__GIVEN EXERCISE__.
Reproduce all records verbatim.

Extracts from a graphics dataset
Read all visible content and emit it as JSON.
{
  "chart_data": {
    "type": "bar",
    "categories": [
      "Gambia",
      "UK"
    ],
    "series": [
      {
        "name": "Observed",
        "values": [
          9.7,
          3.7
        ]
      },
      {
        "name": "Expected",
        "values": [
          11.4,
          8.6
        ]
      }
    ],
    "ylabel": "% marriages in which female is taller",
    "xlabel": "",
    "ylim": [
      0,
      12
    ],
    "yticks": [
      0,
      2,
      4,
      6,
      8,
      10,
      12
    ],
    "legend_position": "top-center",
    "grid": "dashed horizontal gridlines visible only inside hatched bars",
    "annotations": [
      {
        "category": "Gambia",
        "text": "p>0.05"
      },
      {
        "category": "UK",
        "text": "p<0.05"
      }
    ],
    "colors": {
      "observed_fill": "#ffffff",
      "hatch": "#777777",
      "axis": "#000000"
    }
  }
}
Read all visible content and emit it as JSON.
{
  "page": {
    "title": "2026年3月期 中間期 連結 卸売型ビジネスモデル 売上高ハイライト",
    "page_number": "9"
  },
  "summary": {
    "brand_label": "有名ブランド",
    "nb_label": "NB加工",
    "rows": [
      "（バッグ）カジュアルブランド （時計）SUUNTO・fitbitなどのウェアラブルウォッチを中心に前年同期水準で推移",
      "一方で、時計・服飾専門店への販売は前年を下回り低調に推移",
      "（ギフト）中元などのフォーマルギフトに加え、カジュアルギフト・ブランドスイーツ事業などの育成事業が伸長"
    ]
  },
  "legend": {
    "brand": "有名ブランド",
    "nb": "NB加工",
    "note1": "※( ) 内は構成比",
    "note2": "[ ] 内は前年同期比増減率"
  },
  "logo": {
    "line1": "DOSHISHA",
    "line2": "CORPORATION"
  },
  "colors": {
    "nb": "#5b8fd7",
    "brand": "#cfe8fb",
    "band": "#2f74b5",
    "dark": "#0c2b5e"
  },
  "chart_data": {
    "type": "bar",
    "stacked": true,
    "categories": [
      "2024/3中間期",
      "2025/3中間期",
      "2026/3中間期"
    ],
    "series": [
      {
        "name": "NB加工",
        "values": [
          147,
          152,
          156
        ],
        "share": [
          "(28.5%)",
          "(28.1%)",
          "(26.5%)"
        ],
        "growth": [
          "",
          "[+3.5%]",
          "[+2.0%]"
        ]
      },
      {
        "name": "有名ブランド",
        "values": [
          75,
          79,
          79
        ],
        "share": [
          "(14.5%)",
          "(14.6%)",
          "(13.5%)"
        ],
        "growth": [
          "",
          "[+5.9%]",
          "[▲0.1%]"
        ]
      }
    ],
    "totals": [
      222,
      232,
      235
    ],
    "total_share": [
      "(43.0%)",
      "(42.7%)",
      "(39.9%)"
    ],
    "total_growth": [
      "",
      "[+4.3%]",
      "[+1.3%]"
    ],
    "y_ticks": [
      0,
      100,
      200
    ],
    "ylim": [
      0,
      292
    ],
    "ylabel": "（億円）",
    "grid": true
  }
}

__ANSWER TO THE PROBLEM__.
Read all visible content and emit it as JSON.
{
  "chart_data": {
    "type": "bar",
    "categories": [
      "Gambia",
      "UK"
    ],
    "series": [
      {
        "name": "Observed",
        "values": [
          9.7,
          3.7
        ]
      },
      {
        "name": "Expected",
        "values": [
          11.4,
          8.6
        ]
      }
    ],
    "ylabel": "% marriages in which female is taller",
    "xlabel": "",
    "ylim": [
      0,
      12
    ],
    "yticks": [
      0,
      2,
      4,
      6,
      8,
      10,
      12
    ],
    "legend_position": "top-center",
    "grid": "dashed horizontal gridlines visible only inside hatched bars",
    "annotations": [
      {
        "category": "Gambia",
        "text": "p>0.05"
      },
      {
        "category": "UK",
        "text": "p<0.05"
      }
    ],
    "colors": {
      "observed_fill": "#ffffff",
      "hatch": "#777777",
      "axis": "#000000"
    }
  }
}
Read all visible content and emit it as JSON.
{
  "page": {
    "title": "2026年3月期 中間期 連結 卸売型ビジネスモデル 売上高ハイライト",
    "page_number": "9"
  },
  "summary": {
    "brand_label": "有名ブランド",
    "nb_label": "NB加工",
    "rows": [
      "（バッグ）カジュアルブランド （時計）SUUNTO・fitbitなどのウェアラブルウォッチを中心に前年同期水準で推移",
      "一方で、時計・服飾専門店への販売は前年を下回り低調に推移",
      "（ギフト）中元などのフォーマルギフトに加え、カジュアルギフト・ブランドスイーツ事業などの育成事業が伸長"
    ]
  },
  "legend": {
    "brand": "有名ブランド",
    "nb": "NB加工",
    "note1": "※( ) 内は構成比",
    "note2": "[ ] 内は前年同期比増減率"
  },
  "logo": {
    "line1": "DOSHISHA",
    "line2": "CORPORATION"
  },
  "colors": {
    "nb": "#5b8fd7",
    "brand": "#cfe8fb",
    "band": "#2f74b5",
    "dark": "#0c2b5e"
  },
  "chart_data": {
    "type": "bar",
    "stacked": true,
    "categories": [
      "2024/3中間期",
      "2025/3中間期",
      "2026/3中間期"
    ],
    "series": [
      {
        "name": "NB加工",
        "values": [
          147,
          152,
          156
        ],
        "share": [
          "(28.5%)",
          "(28.1%)",
          "(26.5%)"
        ],
        "growth": [
          "",
          "[+3.5%]",
          "[+2.0%]"
        ]
      },
      {
        "name": "有名ブランド",
        "values": [
          75,
          79,
          79
        ],
        "share": [
          "(14.5%)",
          "(14.6%)",
          "(13.5%)"
        ],
        "growth": [
          "",
          "[+5.9%]",
          "[▲0.1%]"
        ]
      }
    ],
    "totals": [
      222,
      232,
      235
    ],
    "total_share": [
      "(43.0%)",
      "(42.7%)",
      "(39.9%)"
    ],
    "total_growth": [
      "",
      "[+4.3%]",
      "[+1.3%]"
    ],
    "y_ticks": [
      0,
      100,
      200
    ],
    "ylim": [
      0,
      292
    ],
    "ylabel": "（億円）",
    "grid": true
  }
}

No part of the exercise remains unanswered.